**Problem details**
Using the listing below, report all lines holding the word "синдром".

****************

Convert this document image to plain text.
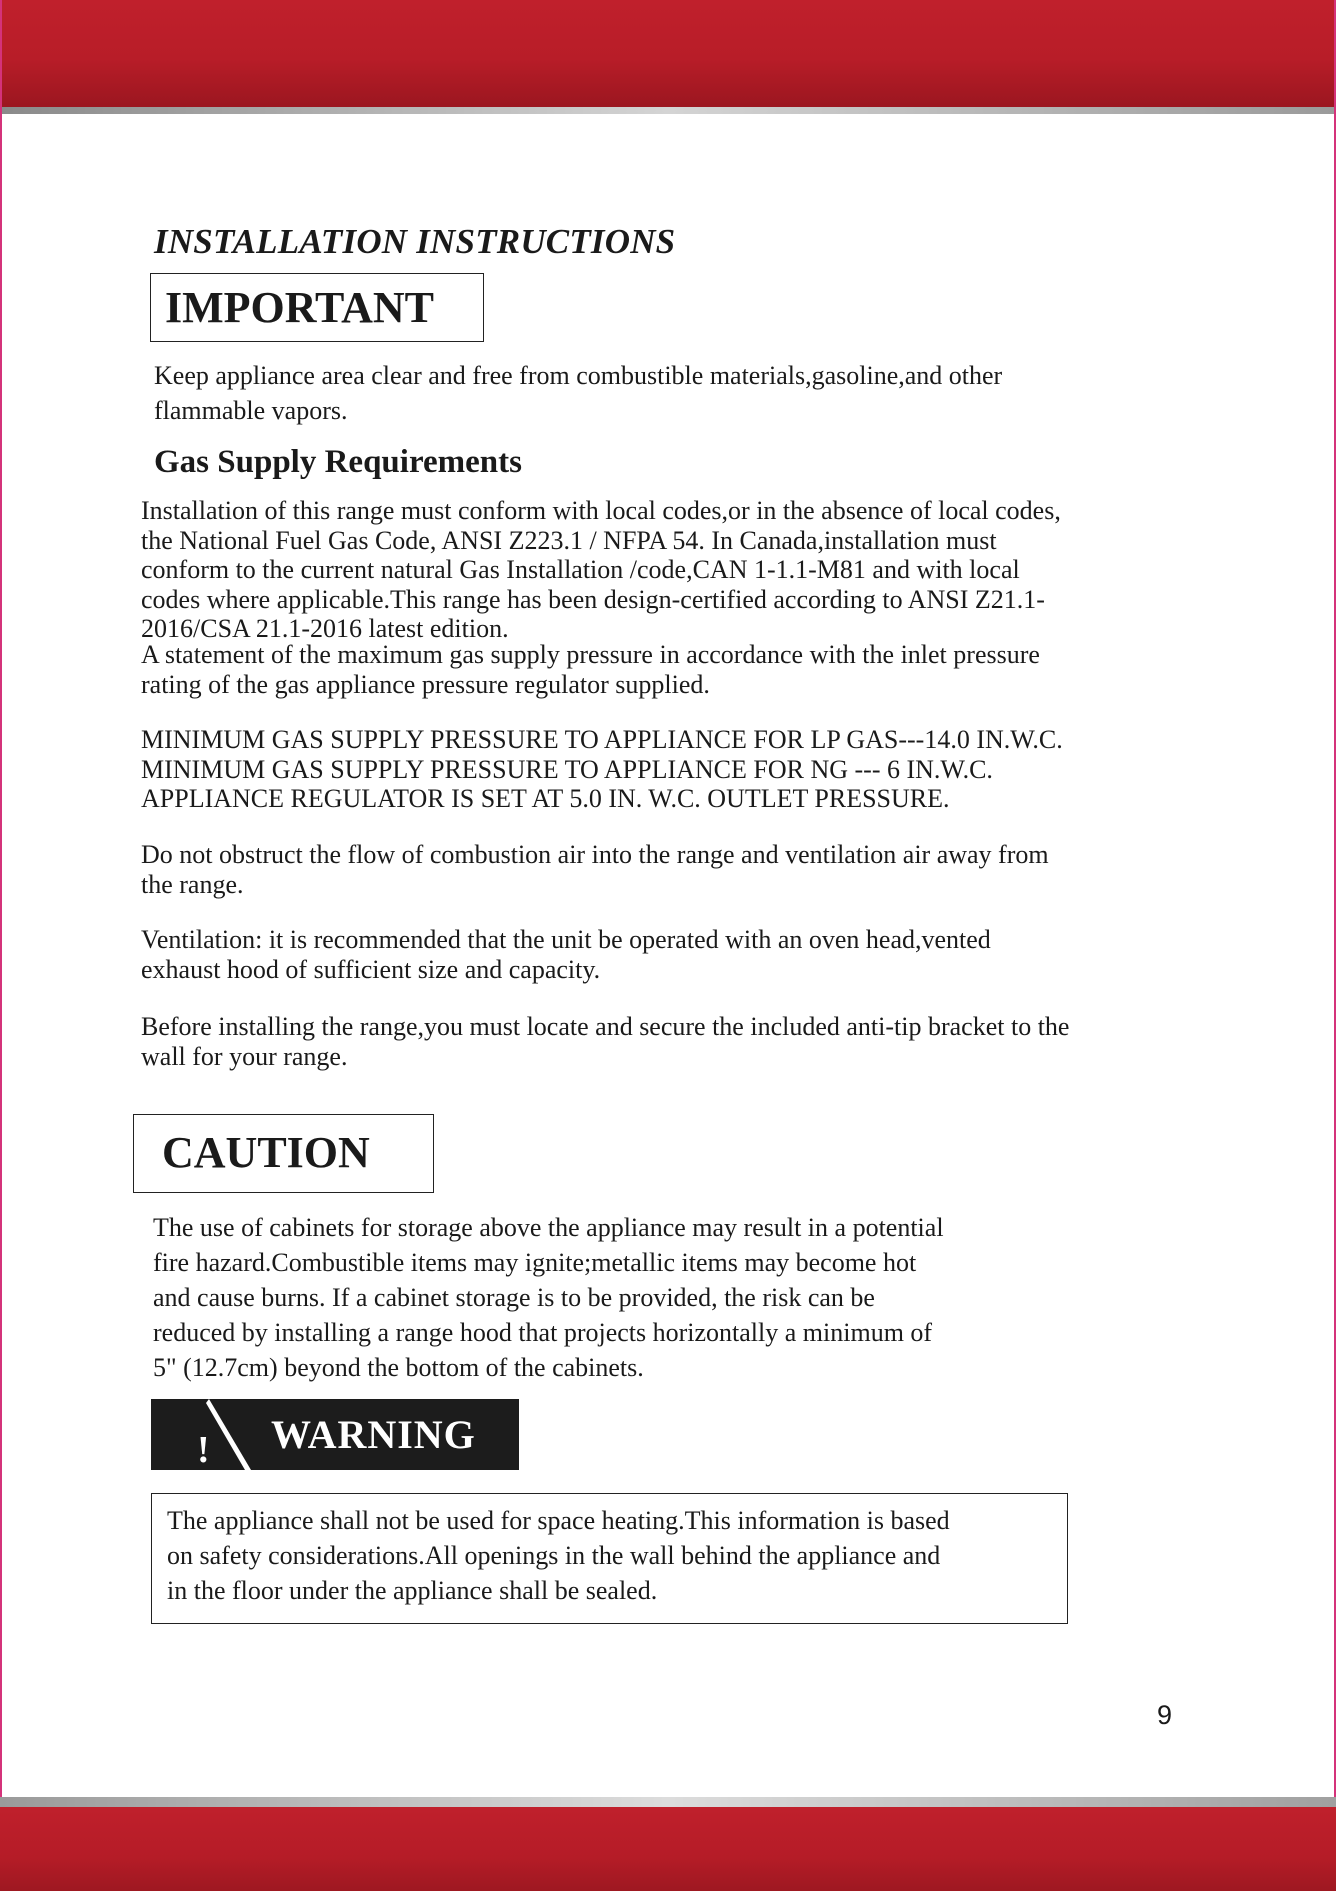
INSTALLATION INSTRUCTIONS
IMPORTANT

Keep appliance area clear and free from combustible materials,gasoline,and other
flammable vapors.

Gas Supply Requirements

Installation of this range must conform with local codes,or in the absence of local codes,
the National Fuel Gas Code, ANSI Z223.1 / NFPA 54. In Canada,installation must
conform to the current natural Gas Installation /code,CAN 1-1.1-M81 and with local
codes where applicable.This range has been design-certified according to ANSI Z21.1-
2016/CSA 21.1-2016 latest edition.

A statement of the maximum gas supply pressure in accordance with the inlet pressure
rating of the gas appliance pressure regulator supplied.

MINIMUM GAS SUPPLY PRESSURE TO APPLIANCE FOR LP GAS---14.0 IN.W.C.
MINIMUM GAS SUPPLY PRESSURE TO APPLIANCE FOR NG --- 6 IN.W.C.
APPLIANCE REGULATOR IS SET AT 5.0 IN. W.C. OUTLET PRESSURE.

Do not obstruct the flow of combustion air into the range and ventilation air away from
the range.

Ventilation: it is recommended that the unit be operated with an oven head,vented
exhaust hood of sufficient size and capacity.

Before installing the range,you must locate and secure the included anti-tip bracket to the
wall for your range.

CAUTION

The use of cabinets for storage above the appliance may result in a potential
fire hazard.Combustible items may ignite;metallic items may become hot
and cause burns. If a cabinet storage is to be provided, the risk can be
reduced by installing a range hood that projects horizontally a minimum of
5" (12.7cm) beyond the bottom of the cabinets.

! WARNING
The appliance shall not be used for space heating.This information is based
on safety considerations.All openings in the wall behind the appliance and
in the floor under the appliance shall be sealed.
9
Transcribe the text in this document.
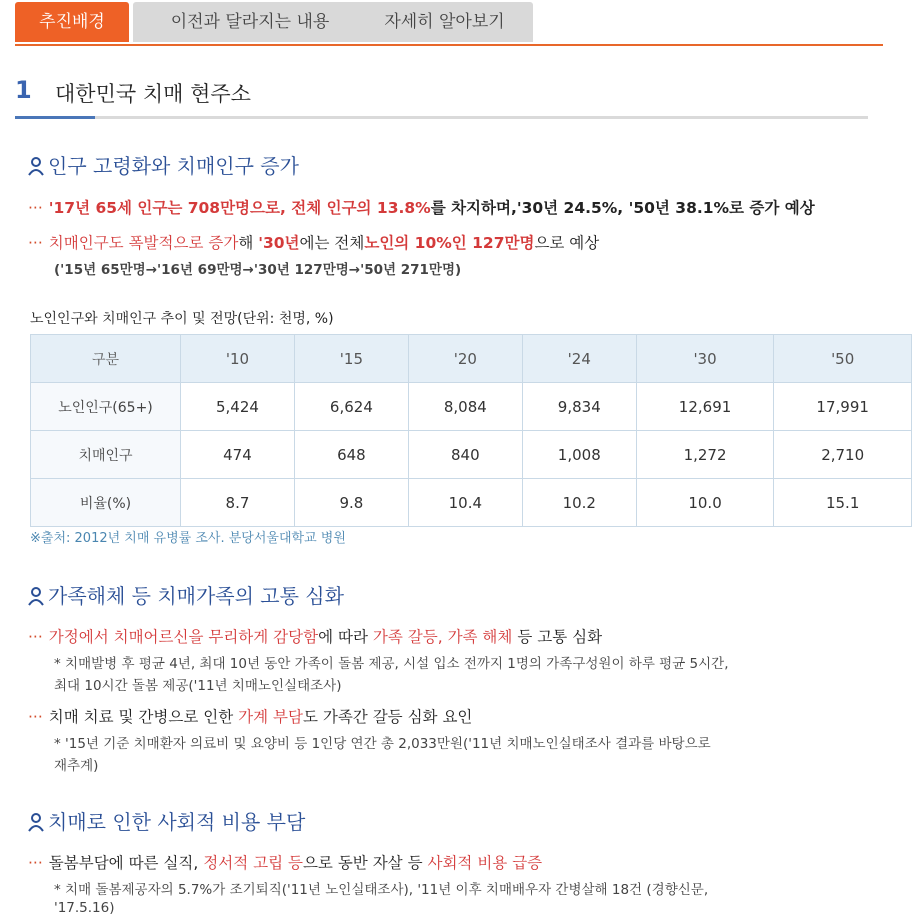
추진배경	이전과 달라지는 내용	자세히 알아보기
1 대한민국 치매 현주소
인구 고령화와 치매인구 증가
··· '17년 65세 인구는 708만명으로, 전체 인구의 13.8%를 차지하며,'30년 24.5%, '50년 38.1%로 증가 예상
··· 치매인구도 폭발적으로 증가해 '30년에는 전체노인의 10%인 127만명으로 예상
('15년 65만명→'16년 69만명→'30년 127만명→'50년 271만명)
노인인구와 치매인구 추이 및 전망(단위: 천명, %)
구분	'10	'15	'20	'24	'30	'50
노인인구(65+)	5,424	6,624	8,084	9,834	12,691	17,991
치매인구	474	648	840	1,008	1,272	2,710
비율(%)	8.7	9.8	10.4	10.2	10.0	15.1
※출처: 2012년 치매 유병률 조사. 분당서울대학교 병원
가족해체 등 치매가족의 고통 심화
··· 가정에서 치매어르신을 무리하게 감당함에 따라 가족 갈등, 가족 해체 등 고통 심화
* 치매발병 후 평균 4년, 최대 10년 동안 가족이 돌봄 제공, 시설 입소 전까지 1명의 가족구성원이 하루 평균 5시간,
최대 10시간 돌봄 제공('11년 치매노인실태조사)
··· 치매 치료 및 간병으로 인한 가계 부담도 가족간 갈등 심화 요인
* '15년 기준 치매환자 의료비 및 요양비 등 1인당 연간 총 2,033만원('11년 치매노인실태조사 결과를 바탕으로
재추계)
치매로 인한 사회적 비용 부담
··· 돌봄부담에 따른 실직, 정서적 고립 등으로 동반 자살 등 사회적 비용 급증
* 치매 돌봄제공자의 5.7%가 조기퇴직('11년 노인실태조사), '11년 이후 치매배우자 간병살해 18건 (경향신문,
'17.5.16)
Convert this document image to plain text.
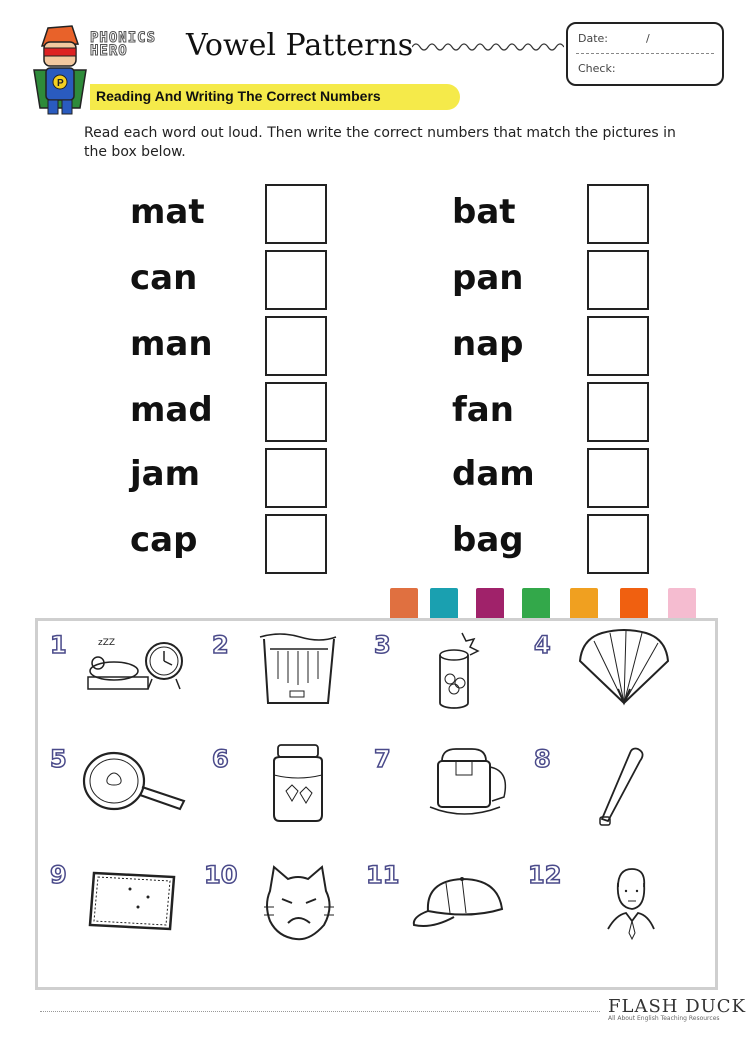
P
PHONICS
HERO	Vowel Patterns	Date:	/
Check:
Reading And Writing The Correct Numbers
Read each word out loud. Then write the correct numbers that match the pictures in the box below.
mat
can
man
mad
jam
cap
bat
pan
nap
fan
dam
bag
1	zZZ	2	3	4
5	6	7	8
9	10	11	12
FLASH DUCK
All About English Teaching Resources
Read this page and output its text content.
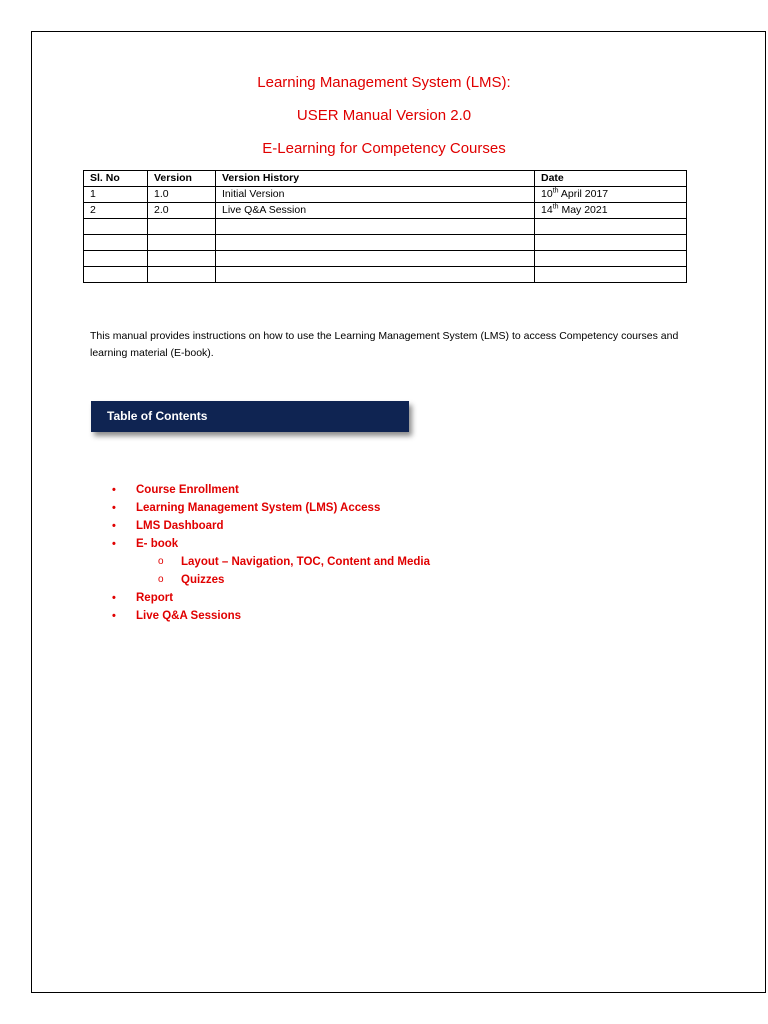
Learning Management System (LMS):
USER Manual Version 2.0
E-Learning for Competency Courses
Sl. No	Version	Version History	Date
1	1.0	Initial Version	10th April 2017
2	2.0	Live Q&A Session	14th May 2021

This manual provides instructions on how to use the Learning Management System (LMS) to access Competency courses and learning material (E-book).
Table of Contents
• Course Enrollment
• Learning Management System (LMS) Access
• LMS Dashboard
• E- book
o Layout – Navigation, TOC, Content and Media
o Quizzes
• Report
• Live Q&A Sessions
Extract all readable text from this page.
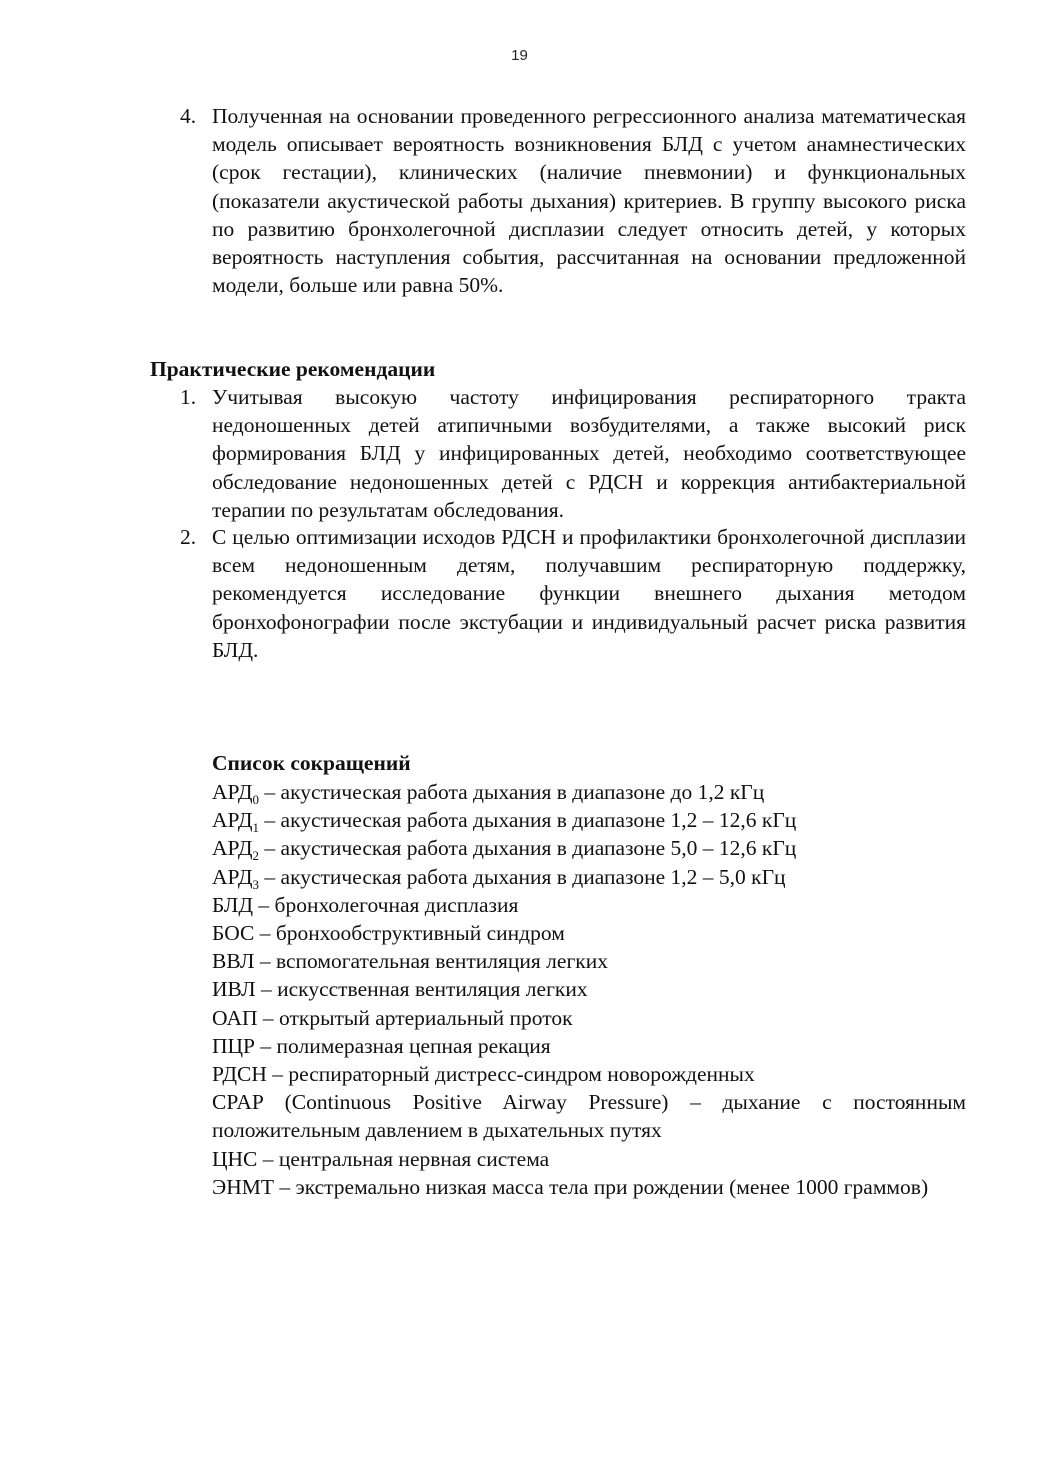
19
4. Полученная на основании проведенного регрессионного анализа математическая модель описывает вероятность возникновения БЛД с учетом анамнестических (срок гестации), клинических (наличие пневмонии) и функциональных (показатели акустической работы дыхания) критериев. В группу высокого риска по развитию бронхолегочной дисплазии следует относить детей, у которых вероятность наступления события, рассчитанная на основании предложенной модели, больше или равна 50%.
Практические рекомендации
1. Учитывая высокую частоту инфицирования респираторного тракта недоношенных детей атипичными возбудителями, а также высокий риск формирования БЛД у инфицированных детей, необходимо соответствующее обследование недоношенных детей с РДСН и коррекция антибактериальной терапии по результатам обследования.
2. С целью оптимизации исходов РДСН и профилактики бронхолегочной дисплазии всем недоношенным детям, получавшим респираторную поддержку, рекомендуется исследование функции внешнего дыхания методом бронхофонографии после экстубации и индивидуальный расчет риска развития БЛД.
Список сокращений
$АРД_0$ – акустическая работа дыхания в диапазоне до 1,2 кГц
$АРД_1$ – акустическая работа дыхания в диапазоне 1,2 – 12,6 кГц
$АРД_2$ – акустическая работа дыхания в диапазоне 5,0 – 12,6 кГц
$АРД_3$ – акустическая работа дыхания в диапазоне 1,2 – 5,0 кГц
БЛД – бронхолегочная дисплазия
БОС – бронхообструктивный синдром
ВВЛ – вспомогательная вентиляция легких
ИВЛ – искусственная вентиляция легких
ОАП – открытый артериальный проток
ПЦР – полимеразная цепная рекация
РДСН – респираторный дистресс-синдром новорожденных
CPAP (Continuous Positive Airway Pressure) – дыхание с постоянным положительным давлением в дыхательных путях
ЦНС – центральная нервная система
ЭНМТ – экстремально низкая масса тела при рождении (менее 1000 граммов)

****************

**Output below**
БОС – бронхообструктивный синдром
РДСН – респираторный дистресс-синдром новорожденных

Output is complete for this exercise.